The exercise:
Each of the entries should be retyped precisely as it appears.

Supplied material:
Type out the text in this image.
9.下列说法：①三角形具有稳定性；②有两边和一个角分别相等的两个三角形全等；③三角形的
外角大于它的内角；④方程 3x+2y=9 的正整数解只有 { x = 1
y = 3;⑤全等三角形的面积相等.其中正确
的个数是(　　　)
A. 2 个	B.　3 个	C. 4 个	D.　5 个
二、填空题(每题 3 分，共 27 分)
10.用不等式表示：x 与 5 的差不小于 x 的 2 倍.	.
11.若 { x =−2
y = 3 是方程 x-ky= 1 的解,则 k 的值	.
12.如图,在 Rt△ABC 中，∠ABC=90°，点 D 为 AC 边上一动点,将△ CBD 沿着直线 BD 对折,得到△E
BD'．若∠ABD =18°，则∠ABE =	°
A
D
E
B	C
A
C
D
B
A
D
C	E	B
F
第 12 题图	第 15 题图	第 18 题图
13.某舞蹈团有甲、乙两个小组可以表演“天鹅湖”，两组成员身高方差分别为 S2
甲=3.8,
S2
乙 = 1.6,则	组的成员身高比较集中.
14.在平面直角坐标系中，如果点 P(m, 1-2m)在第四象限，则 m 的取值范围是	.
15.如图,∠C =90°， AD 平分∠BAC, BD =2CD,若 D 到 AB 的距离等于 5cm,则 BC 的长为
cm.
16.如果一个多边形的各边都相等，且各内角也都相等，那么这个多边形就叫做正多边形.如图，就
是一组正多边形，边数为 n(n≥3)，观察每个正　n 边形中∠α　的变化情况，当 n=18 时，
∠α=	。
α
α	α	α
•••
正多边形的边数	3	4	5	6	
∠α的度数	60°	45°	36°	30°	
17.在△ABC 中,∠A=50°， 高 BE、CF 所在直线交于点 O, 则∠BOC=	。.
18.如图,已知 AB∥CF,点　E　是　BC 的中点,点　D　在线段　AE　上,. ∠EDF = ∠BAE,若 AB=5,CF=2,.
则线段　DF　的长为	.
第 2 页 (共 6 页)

Solution for this problem:
Type out the text in this image.
9.下列说法：①三角形具有稳定性；②有两边和一个角分别相等的两个三角形全等；③三角形的
外角大于它的内角；④方程 3x+2y=9 的正整数解只有 { x = 1
y = 3;⑤全等三角形的面积相等.其中正确
的个数是(　　　)
A. 2 个	B.　3 个	C. 4 个	D.　5 个
二、填空题(每题 3 分，共 27 分)
10.用不等式表示：x 与 5 的差不小于 x 的 2 倍.	.
11.若 { x =−2
y = 3 是方程 x-ky= 1 的解,则 k 的值	.
12.如图,在 Rt△ABC 中，∠ABC=90°，点 D 为 AC 边上一动点,将△ CBD 沿着直线 BD 对折,得到△E
BD'．若∠ABD =18°，则∠ABE =	°
A
D
E
B	C
A
C
D
B
A
D
C	E	B
F
第 12 题图	第 15 题图	第 18 题图
13.某舞蹈团有甲、乙两个小组可以表演“天鹅湖”，两组成员身高方差分别为 S2
甲=3.8,
S2
乙 = 1.6,则	组的成员身高比较集中.
14.在平面直角坐标系中，如果点 P(m, 1-2m)在第四象限，则 m 的取值范围是	.
15.如图,∠C =90°， AD 平分∠BAC, BD =2CD,若 D 到 AB 的距离等于 5cm,则 BC 的长为
cm.
16.如果一个多边形的各边都相等，且各内角也都相等，那么这个多边形就叫做正多边形.如图，就
是一组正多边形，边数为 n(n≥3)，观察每个正　n 边形中∠α　的变化情况，当 n=18 时，
∠α=	。
α
α	α	α
•••
正多边形的边数	3	4	5	6	
∠α的度数	60°	45°	36°	30°	
17.在△ABC 中,∠A=50°， 高 BE、CF 所在直线交于点 O, 则∠BOC=	。.
18.如图,已知 AB∥CF,点　E　是　BC 的中点,点　D　在线段　AE　上,. ∠EDF = ∠BAE,若 AB=5,CF=2,.
则线段　DF　的长为	.
第 2 页 (共 6 页)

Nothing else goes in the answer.